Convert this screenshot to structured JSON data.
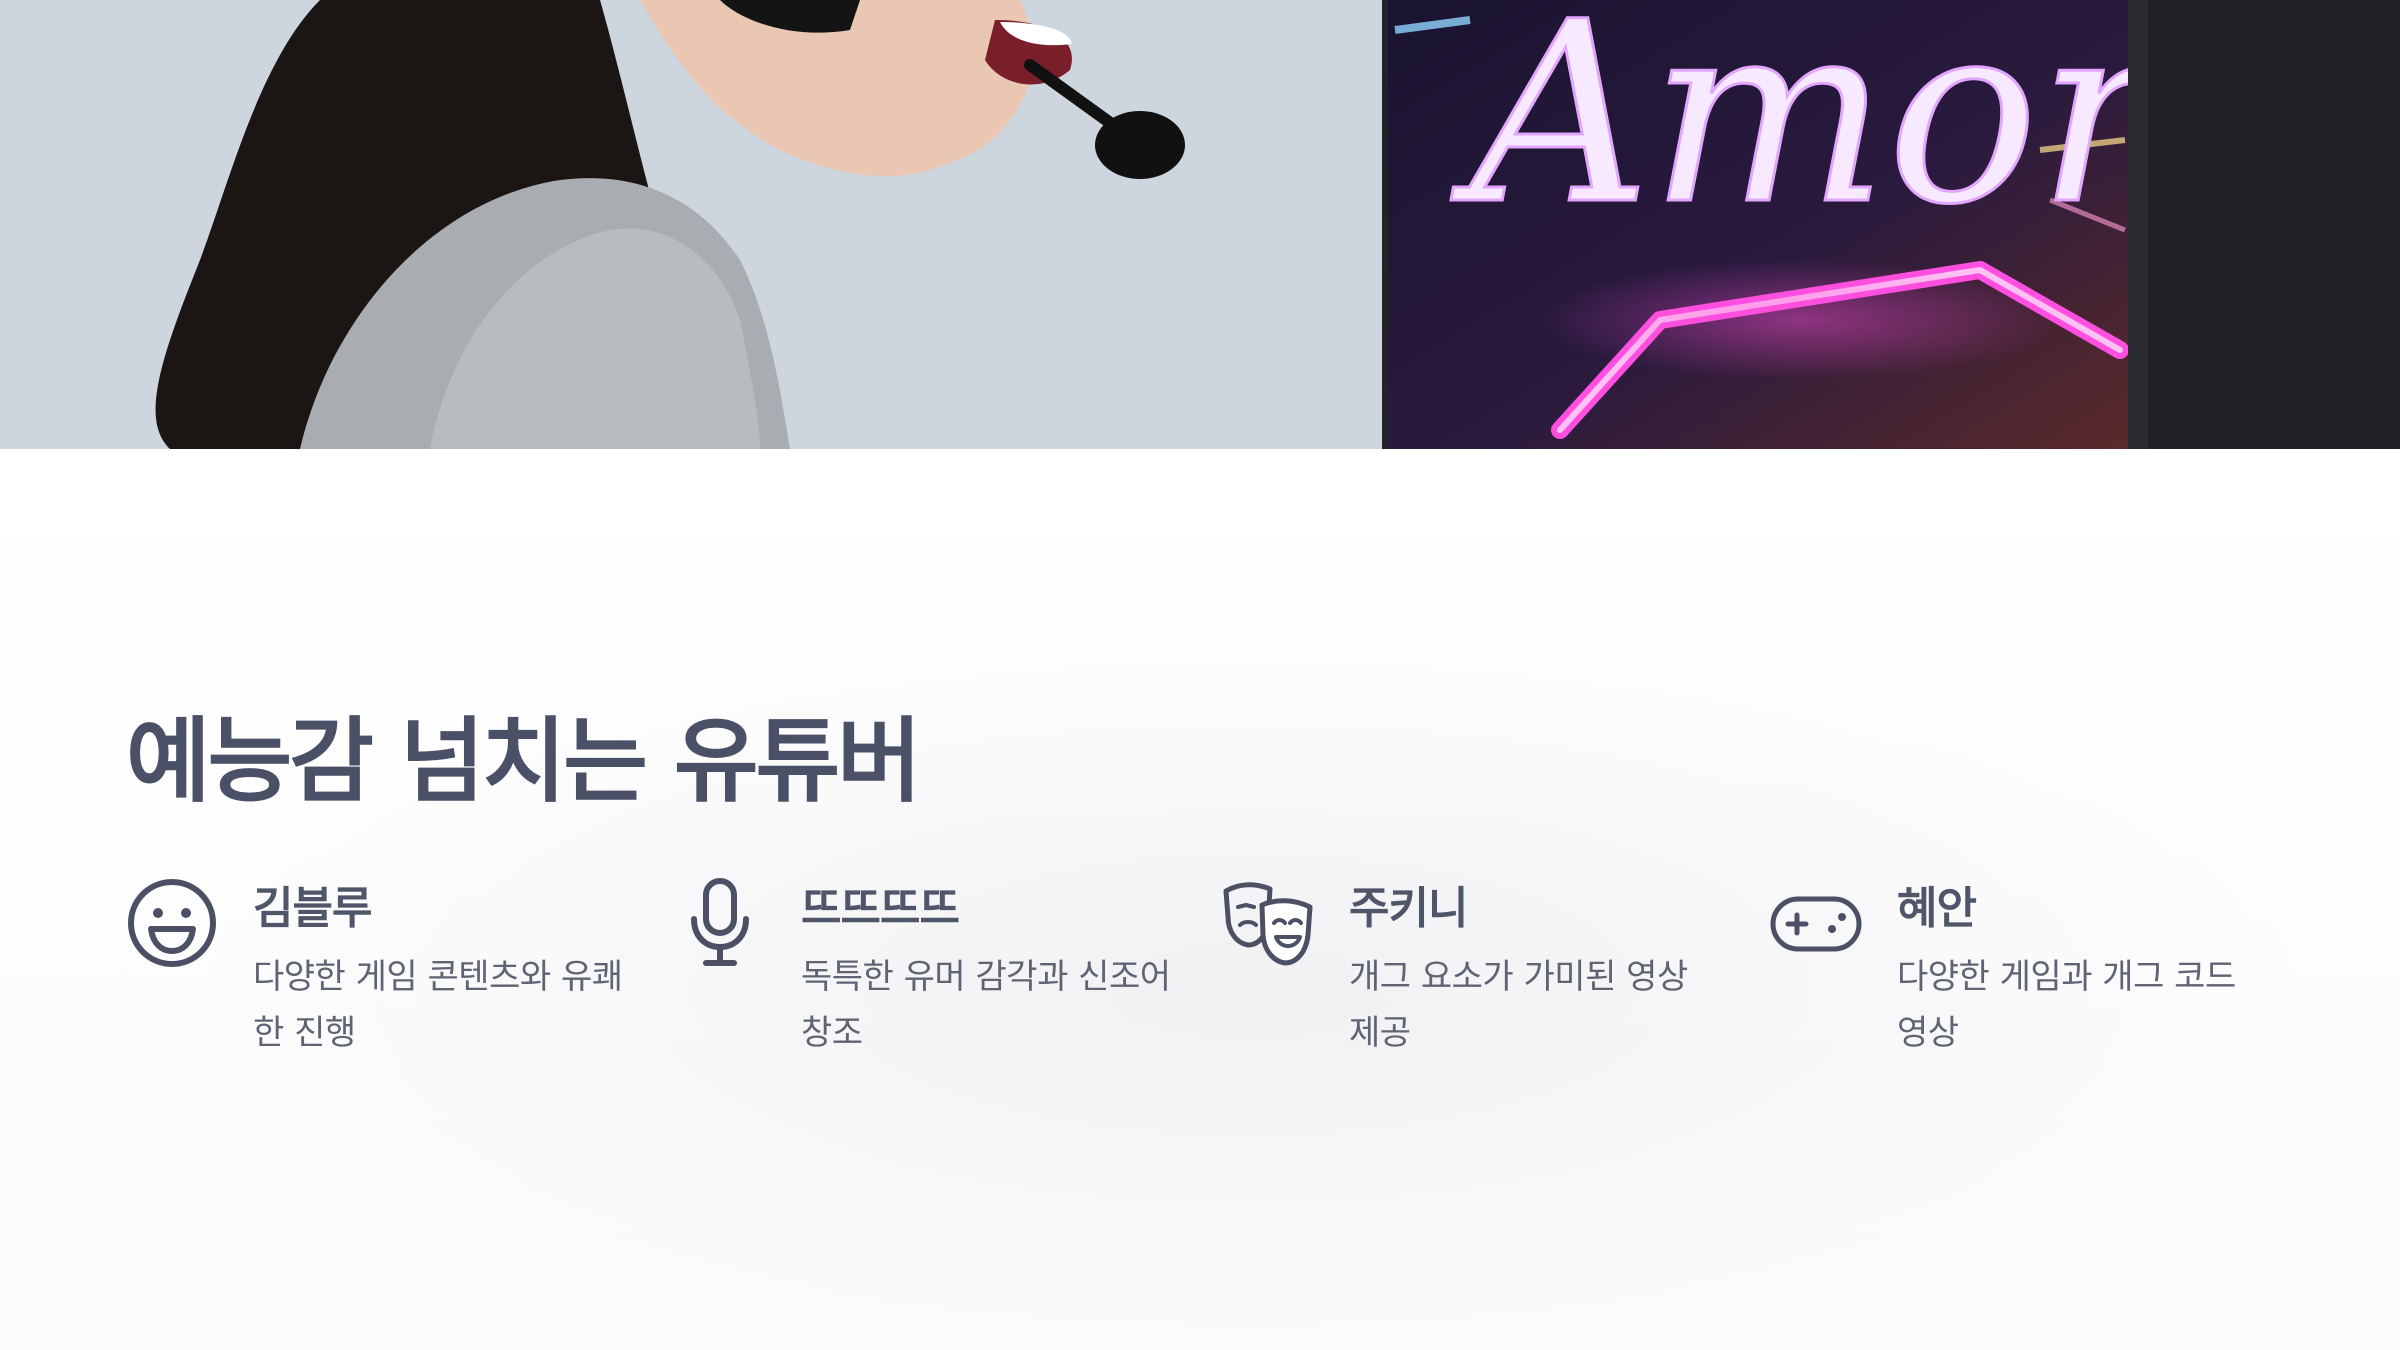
{
  "section": {
    "title": "예능감 넘치는 유튜버"
  },
  "hero": {
    "screen_text": "Amor"
  },
  "youtubers": [
    {
      "name": "김블루",
      "description": "다양한 게임 콘텐츠와 유쾌한 진행",
      "icon": "smile-icon"
    },
    {
      "name": "뜨뜨뜨뜨",
      "description": "독특한 유머 감각과 신조어 창조",
      "icon": "microphone-icon"
    },
    {
      "name": "주키니",
      "description": "개그 요소가 가미된 영상 제공",
      "icon": "theater-masks-icon"
    },
    {
      "name": "혜안",
      "description": "다양한 게임과 개그 코드 영상",
      "icon": "gamepad-icon"
    }
  ],
  "colors": {
    "heading": "#4a5065",
    "text": "#5f6474",
    "icon": "#4b5064"
  }
}
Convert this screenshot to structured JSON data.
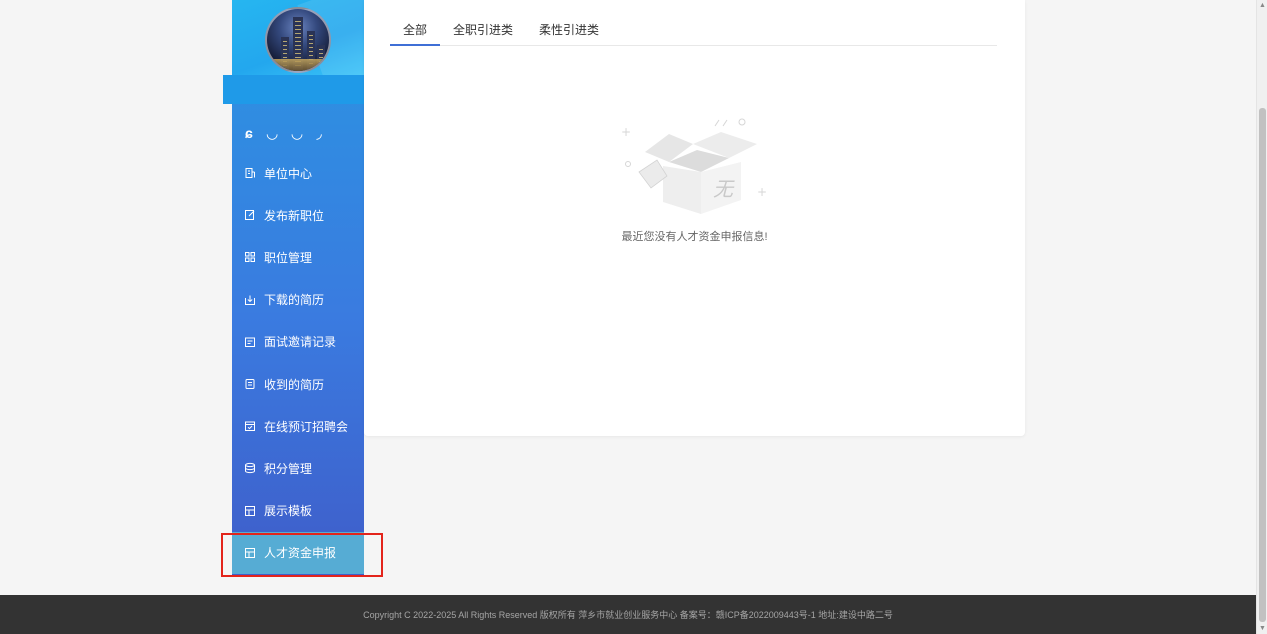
{
  "sidebar": {
    "squiggle_glyphs": [
      "ɕ",
      "◡",
      "◡",
      "◞"
    ],
    "items": [
      {
        "label": "单位中心",
        "icon": "building-icon"
      },
      {
        "label": "发布新职位",
        "icon": "edit-doc-icon"
      },
      {
        "label": "职位管理",
        "icon": "grid-icon"
      },
      {
        "label": "下载的简历",
        "icon": "download-icon"
      },
      {
        "label": "面试邀请记录",
        "icon": "calendar-icon"
      },
      {
        "label": "收到的简历",
        "icon": "document-icon"
      },
      {
        "label": "在线预订招聘会",
        "icon": "calendar-check-icon"
      },
      {
        "label": "积分管理",
        "icon": "database-icon"
      },
      {
        "label": "展示模板",
        "icon": "template-icon"
      },
      {
        "label": "人才资金申报",
        "icon": "template-icon",
        "active": true
      }
    ]
  },
  "tabs": [
    {
      "label": "全部",
      "active": true
    },
    {
      "label": "全职引进类"
    },
    {
      "label": "柔性引进类"
    }
  ],
  "empty": {
    "box_char": "无",
    "message": "最近您没有人才资金申报信息!"
  },
  "footer": {
    "text": "Copyright C 2022-2025 All Rights Reserved 版权所有 萍乡市就业创业服务中心 备案号：赣ICP备2022009443号-1 地址:建设中路二号"
  },
  "colors": {
    "sidebar_top": "#26b6f0",
    "sidebar_bottom": "#3f5dc9",
    "active_item": "#56acd4",
    "tab_underline": "#3f6fd6",
    "highlight": "#e3241b",
    "footer_bg": "#333333"
  }
}
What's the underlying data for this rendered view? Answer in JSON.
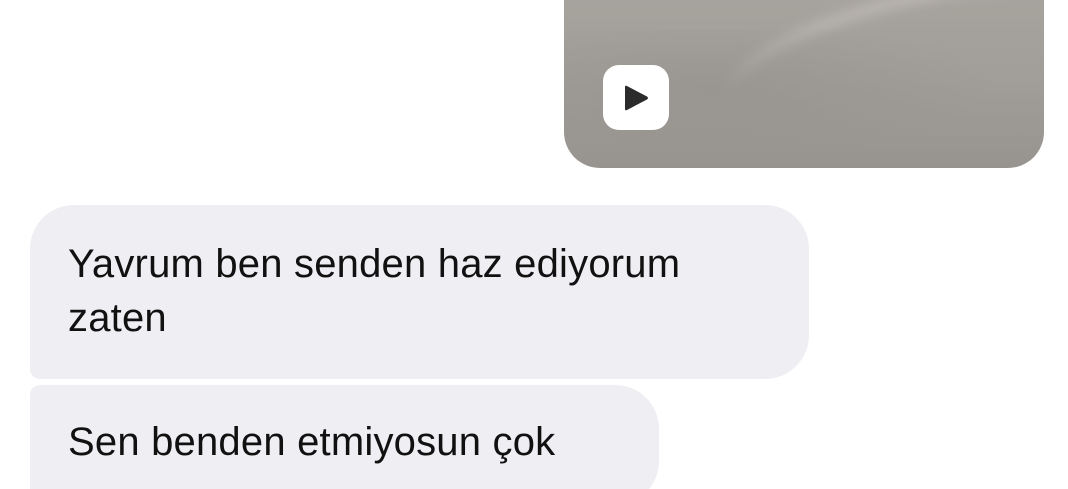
{
  "conversation": {
    "video_message": {
      "icon": "play-icon"
    },
    "messages": [
      {
        "text": "Yavrum ben senden haz ediyorum\nzaten"
      },
      {
        "text": "Sen benden etmiyosun çok"
      }
    ]
  },
  "colors": {
    "received_bubble": "#eeeef3",
    "text": "#111111",
    "background": "#ffffff"
  }
}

▶ **WHAT THIS TASK INVOLVES**
Provide the number of lines in the entries that include "calendar", and no other text.

▶ **RESPONSE**
2